■ **Problem requirements**:
In the data below, find every line that has the string "date", and copy it.
***** Supplied material *****
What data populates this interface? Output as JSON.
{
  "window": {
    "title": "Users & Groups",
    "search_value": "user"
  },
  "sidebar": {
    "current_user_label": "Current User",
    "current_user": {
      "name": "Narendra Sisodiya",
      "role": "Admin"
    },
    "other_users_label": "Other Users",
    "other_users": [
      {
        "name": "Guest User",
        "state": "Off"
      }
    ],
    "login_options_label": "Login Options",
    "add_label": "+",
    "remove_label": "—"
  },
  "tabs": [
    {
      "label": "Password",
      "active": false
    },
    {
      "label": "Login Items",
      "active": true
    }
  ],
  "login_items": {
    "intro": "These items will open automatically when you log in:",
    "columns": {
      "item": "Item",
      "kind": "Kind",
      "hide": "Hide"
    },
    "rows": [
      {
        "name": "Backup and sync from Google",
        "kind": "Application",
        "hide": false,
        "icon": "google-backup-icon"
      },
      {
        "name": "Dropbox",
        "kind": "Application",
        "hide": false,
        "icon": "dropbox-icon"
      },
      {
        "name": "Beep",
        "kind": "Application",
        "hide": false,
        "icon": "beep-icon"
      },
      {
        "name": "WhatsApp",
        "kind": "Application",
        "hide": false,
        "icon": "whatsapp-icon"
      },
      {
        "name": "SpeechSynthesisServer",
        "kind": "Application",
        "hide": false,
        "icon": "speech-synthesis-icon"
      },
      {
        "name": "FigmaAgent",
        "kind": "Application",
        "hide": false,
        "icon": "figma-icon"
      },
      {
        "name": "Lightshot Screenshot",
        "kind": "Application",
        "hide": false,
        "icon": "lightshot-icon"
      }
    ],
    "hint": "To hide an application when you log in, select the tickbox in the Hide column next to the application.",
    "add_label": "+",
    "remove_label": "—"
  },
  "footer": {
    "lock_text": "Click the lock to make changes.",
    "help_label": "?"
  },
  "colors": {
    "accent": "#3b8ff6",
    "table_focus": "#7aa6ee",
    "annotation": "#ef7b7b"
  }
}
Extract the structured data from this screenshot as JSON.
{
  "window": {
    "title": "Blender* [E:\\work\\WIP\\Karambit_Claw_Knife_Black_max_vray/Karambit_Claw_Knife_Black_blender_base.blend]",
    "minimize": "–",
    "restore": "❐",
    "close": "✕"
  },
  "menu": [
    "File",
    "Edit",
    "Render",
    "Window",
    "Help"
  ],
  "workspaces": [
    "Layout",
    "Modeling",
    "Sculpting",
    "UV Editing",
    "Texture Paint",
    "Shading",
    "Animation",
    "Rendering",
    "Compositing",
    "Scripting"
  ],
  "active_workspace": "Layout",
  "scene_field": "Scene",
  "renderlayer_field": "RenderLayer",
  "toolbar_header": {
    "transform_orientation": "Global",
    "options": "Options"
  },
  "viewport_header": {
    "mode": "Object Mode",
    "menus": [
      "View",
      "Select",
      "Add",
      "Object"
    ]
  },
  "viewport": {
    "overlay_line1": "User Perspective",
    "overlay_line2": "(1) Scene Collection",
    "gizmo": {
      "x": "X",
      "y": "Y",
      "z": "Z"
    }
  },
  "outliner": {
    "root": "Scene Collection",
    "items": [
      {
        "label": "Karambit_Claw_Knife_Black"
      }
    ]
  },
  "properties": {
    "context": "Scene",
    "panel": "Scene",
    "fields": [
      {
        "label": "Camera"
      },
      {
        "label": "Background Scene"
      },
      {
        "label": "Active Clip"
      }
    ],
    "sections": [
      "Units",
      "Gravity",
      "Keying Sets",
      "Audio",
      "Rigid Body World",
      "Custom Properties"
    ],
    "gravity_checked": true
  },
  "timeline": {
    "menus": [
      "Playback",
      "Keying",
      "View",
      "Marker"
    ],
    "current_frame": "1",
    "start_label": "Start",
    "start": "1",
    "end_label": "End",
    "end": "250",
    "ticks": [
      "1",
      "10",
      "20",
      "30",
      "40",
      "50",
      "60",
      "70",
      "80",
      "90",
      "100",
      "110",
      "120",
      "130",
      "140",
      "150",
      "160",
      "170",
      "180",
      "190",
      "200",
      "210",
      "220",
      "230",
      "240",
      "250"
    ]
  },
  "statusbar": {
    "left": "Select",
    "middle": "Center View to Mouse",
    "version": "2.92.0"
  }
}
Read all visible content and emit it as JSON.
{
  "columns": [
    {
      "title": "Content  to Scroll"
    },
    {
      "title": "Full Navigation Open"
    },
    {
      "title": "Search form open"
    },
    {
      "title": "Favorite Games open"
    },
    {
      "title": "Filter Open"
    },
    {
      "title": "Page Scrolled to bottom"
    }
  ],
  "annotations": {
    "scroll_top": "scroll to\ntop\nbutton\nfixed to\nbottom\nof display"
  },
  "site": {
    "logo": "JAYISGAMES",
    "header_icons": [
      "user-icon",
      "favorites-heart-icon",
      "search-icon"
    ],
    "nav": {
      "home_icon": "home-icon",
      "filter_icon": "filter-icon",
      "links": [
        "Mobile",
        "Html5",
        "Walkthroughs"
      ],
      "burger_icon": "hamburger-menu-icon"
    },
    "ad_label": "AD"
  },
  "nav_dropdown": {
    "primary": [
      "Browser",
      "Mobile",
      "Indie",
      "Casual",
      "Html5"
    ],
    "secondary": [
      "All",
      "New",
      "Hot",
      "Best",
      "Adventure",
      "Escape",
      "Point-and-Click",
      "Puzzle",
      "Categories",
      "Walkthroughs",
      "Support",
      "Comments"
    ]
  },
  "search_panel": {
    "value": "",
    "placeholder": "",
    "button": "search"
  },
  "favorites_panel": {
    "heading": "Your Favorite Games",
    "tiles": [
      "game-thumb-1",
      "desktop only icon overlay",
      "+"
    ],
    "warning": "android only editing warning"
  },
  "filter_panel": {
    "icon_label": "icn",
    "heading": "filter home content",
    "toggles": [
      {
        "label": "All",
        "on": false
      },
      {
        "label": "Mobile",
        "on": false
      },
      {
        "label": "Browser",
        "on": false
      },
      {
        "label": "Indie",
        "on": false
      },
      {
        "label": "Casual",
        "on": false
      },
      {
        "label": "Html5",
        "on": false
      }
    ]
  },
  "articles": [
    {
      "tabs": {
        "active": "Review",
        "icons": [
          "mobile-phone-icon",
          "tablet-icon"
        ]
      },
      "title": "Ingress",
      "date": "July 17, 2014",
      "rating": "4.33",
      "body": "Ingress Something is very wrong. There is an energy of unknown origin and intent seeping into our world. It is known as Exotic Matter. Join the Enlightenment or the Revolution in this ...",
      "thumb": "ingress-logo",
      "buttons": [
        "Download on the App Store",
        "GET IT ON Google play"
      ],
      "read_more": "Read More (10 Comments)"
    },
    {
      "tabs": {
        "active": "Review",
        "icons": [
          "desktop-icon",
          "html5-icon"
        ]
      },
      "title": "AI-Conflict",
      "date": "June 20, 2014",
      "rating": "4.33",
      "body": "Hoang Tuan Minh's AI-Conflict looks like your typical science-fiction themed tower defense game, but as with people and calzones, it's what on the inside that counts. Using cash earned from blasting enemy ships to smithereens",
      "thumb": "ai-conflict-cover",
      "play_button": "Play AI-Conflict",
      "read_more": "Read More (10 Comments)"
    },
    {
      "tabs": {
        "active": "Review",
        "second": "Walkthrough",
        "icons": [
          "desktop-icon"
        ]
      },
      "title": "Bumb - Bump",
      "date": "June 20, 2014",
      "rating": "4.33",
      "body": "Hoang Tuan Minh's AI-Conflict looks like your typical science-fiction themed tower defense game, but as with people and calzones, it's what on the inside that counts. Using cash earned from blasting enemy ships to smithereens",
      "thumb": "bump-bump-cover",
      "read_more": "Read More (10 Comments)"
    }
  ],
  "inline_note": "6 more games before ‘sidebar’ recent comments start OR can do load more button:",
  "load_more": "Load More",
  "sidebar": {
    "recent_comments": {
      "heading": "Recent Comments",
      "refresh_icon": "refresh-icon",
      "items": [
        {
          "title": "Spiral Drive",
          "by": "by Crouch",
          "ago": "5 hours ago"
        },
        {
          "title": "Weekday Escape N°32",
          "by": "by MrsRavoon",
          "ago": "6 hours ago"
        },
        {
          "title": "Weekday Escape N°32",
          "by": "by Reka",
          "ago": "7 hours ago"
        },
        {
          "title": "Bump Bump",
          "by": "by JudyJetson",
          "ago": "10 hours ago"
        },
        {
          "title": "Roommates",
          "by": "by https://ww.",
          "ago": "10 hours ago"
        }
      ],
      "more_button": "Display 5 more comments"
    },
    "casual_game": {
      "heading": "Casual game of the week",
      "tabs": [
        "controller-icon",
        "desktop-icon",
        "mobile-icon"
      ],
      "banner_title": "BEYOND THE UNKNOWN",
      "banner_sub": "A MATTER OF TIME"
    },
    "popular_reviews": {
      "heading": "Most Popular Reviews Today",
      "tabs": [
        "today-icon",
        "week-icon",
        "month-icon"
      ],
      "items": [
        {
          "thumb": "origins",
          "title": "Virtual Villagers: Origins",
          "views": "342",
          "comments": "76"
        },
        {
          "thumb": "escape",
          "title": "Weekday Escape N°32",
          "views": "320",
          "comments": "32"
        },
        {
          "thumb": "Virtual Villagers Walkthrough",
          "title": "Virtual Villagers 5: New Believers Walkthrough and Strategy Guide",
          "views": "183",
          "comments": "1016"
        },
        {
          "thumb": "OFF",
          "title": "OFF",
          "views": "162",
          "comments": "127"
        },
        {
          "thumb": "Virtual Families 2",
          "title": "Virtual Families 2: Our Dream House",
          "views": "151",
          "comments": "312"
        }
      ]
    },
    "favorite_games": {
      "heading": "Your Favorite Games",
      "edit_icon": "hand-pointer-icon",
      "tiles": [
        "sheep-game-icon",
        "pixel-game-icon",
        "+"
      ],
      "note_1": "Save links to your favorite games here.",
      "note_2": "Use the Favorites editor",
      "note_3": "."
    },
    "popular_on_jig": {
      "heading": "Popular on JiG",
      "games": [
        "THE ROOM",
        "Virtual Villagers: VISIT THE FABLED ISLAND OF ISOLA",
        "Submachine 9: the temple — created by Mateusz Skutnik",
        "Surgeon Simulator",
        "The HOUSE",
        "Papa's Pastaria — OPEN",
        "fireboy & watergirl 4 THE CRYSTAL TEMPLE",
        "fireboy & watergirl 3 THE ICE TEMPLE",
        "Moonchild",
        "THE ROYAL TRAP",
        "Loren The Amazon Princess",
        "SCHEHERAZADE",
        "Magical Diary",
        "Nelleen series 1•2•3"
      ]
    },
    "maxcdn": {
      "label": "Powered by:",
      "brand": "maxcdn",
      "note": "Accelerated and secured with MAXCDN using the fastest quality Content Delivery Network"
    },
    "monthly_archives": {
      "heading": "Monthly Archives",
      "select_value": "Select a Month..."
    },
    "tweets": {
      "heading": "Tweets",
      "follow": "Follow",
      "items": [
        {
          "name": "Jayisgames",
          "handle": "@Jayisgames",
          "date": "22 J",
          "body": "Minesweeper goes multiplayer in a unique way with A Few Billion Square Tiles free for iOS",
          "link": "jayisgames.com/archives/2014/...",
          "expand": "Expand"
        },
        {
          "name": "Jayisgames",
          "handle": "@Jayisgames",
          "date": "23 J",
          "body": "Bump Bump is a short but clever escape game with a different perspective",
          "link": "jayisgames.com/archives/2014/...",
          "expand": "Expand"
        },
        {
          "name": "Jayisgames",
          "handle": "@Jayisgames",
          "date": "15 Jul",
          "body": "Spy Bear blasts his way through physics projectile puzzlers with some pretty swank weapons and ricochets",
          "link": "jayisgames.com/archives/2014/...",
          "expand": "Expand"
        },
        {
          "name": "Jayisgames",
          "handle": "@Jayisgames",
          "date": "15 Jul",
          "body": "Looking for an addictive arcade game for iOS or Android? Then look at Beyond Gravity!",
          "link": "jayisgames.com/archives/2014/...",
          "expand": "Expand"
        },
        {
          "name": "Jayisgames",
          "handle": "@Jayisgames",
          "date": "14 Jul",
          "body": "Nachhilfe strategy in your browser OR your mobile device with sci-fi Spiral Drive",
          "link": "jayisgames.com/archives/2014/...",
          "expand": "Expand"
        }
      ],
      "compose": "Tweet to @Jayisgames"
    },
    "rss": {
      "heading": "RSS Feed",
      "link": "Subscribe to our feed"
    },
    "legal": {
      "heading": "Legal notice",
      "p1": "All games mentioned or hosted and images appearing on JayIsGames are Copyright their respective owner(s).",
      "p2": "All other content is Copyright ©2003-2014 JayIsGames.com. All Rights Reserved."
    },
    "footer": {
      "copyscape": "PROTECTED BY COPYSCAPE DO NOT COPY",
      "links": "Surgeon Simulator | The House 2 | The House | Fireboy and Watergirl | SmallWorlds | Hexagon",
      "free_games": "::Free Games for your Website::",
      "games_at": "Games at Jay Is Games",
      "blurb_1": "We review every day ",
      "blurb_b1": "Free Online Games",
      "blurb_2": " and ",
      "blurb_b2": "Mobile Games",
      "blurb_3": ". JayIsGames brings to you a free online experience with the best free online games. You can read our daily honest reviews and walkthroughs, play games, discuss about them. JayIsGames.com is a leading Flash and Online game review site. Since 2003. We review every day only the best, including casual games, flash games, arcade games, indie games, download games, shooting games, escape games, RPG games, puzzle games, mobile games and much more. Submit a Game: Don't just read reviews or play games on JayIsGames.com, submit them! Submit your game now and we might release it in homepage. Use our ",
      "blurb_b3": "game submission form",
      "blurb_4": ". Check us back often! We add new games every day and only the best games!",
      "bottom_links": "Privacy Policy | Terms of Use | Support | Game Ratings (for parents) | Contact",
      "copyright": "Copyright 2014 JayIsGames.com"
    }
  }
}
*****
■ **Right answer**:
      "date": "July 17, 2014",
      "date": "June 20, 2014",
      "date": "June 20, 2014",
          "date": "22 J",
          "date": "23 J",
          "date": "15 Jul",
          "date": "15 Jul",
          "date": "14 Jul",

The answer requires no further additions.